Using the records that follow, copy every line containing the word "title".
-- BEGIN EXERCISE INPUTS --
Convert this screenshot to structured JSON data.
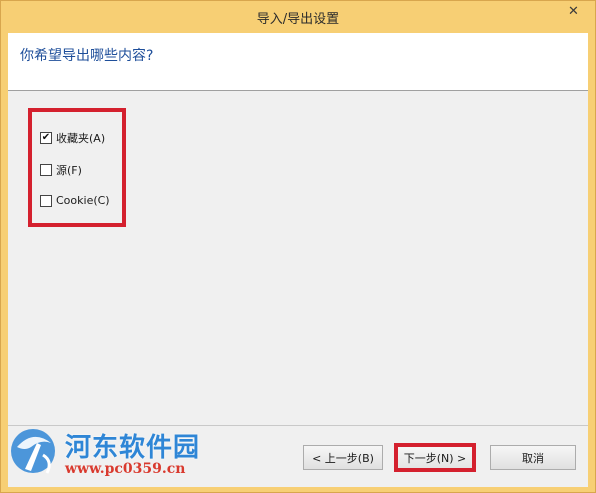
{
  "window": {
    "title": "导入/导出设置",
    "close_glyph": "✕"
  },
  "header": {
    "question": "你希望导出哪些内容?"
  },
  "options": [
    {
      "label": "收藏夹(A)",
      "checked": true
    },
    {
      "label": "源(F)",
      "checked": false
    },
    {
      "label": "Cookie(C)",
      "checked": false
    }
  ],
  "buttons": {
    "back": "< 上一步(B)",
    "next": "下一步(N) >",
    "cancel": "取消"
  },
  "watermark": {
    "name": "河东软件园",
    "url": "www.pc0359.cn"
  },
  "colors": {
    "frame": "#f7cf74",
    "highlight_box": "#d4202e",
    "question_text": "#1e4e9a",
    "watermark_blue": "#2f86d6",
    "watermark_red": "#d93a2e"
  }
}
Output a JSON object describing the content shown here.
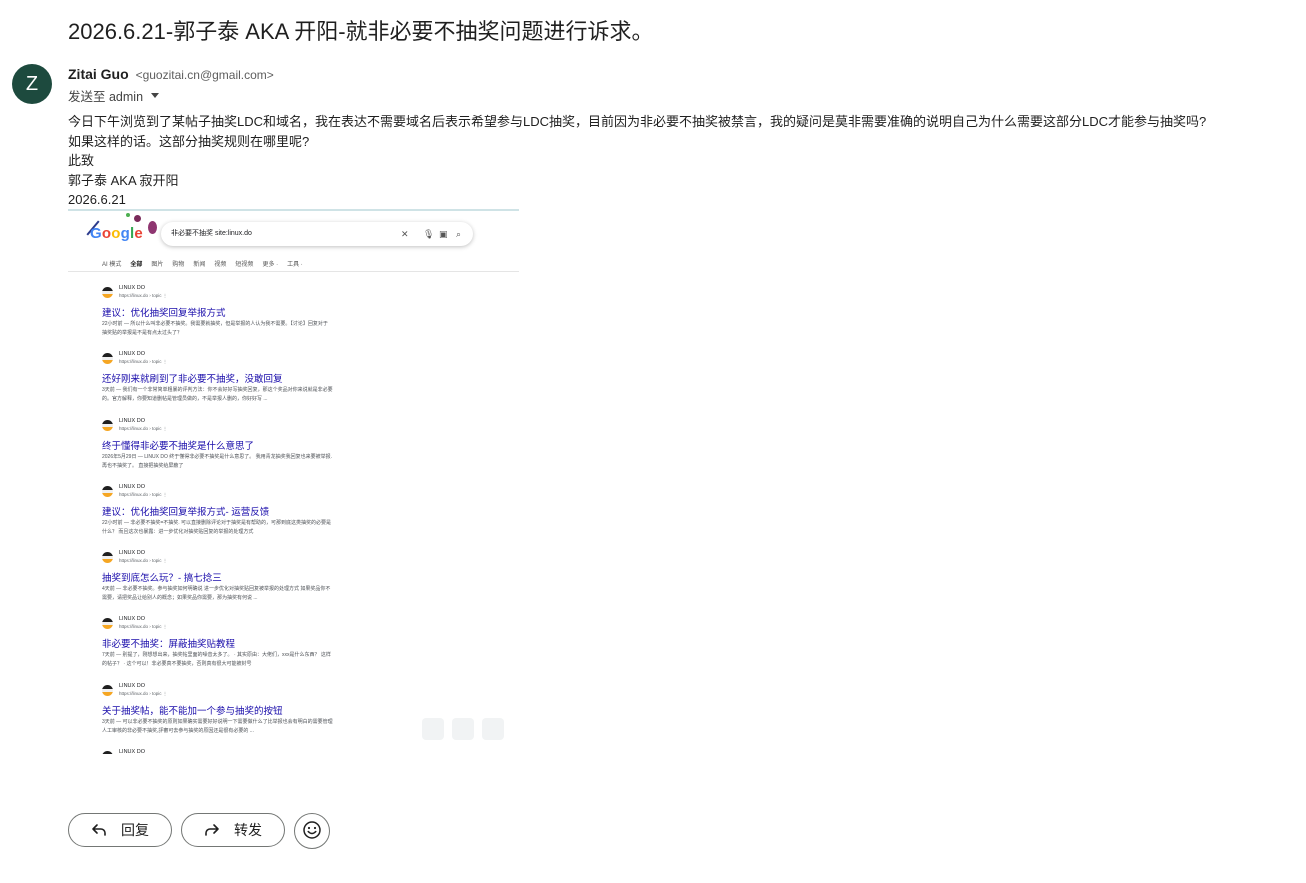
{
  "email": {
    "subject": "2026.6.21-郭子泰 AKA 开阳-就非必要不抽奖问题进行诉求。",
    "sender": {
      "avatar_letter": "Z",
      "avatar_color": "#1d4a3e",
      "name": "Zitai Guo",
      "email": "<guozitai.cn@gmail.com>"
    },
    "recipient_line": "发送至 admin",
    "body_lines": [
      "今日下午浏览到了某帖子抽奖LDC和域名，我在表达不需要域名后表示希望参与LDC抽奖，目前因为非必要不抽奖被禁言，我的疑问是莫非需要准确的说明自己为什么需要这部分LDC才能参与抽奖吗?",
      "如果这样的话。这部分抽奖规则在哪里呢?",
      "此致",
      "郭子泰 AKA 寂开阳",
      "2026.6.21"
    ]
  },
  "attachment_screenshot": {
    "logo": [
      "G",
      "o",
      "o",
      "g",
      "l",
      "e"
    ],
    "query": "非必要不抽奖 site:linux.do",
    "tabs": [
      "AI 模式",
      "全部",
      "图片",
      "购物",
      "新闻",
      "视频",
      "短视频",
      "更多 ·",
      "工具 ·"
    ],
    "active_tab_index": 1,
    "results": [
      {
        "site": "LINUX DO",
        "url": "https://linux.do › topic ⋮",
        "title": "建议：优化抽奖回复举报方式",
        "snippet": [
          "22小时前 — 所以什么叫非必要不抽奖。我需要就抽奖，但是举报的人认为我不需要。【讨论】回复对于",
          "抽奖贴的举报是不是有点太过头了？"
        ]
      },
      {
        "site": "LINUX DO",
        "url": "https://linux.do › topic ⋮",
        "title": "还好刚来就刷到了非必要不抽奖，没敢回复",
        "snippet": [
          "3天前 — 我们有一个非常简单粗暴的评判方法：你不会好好写抽奖回复，那这个奖品对你来说就是非必要",
          "的。官方解释，你要知道删帖是管理员做的，不是举报人删的，你好好写 ..."
        ]
      },
      {
        "site": "LINUX DO",
        "url": "https://linux.do › topic ⋮",
        "title": "终于懂得非必要不抽奖是什么意思了",
        "snippet": [
          "2026年5月29日 — LINUX DO 终于懂得非必要不抽奖是什么意思了。 我用青龙抽奖我回复也来要被举报.",
          "再也不抽奖了。 直接把抽奖给屏蔽了"
        ]
      },
      {
        "site": "LINUX DO",
        "url": "https://linux.do › topic ⋮",
        "title": "建议：优化抽奖回复举报方式- 运营反馈",
        "snippet": [
          "22小时前 — 非必要不抽奖=不抽奖. 可以直接删除评论对于抽奖是有帮助的，可那到底这类抽奖的必要是",
          "什么？ 而且这次也暴露：进一步优化对抽奖贴回复的举报的处理方式"
        ]
      },
      {
        "site": "LINUX DO",
        "url": "https://linux.do › topic ⋮",
        "title": "抽奖到底怎么玩？- 搞七捻三",
        "snippet": [
          "4天前 — 非必要不抽奖。参与抽奖如何明确说 进一步优化对抽奖贴回复被举报的处理方式 如果奖品你不",
          "需要，请把奖品让给别人的概念；如果奖品你需要，那为抽奖有何说 ..."
        ]
      },
      {
        "site": "LINUX DO",
        "url": "https://linux.do › topic ⋮",
        "title": "非必要不抽奖：屏蔽抽奖贴教程",
        "snippet": [
          "7天前 — 别提了，刚想想出来，抽奖帖里面的噪音太多了。 · 其实原由：大佬们，xxx是什么东西？ 这样",
          "的帖子？ · 这个可以！非必要真不要抽奖，否则真有很大可能被封号"
        ]
      },
      {
        "site": "LINUX DO",
        "url": "https://linux.do › topic ⋮",
        "title": "关于抽奖帖，能不能加一个参与抽奖的按钮",
        "snippet": [
          "3天前 — 可以非必要不抽奖的原则如果确实需要好好说明一下需要做什么了比举报也会有明白的需要管理",
          "人工审核的非必要不抽奖,評審可去参与抽奖的原因还是很有必要的 ..."
        ]
      },
      {
        "site": "LINUX DO",
        "url": "",
        "title": "",
        "snippet": []
      }
    ]
  },
  "actions": {
    "reply_label": "回复",
    "forward_label": "转发"
  }
}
-- END EXERCISE INPUTS --
### WRITTEN SOLUTION:
    "title": "导入/导出设置",
        "title": "建议：优化抽奖回复举报方式",
        "title": "还好刚来就刷到了非必要不抽奖，没敢回复",
        "title": "终于懂得非必要不抽奖是什么意思了",
        "title": "建议：优化抽奖回复举报方式- 运营反馈",
        "title": "抽奖到底怎么玩？- 搞七捻三",
        "title": "非必要不抽奖：屏蔽抽奖贴教程",
        "title": "关于抽奖帖，能不能加一个参与抽奖的按钮",
        "title": "",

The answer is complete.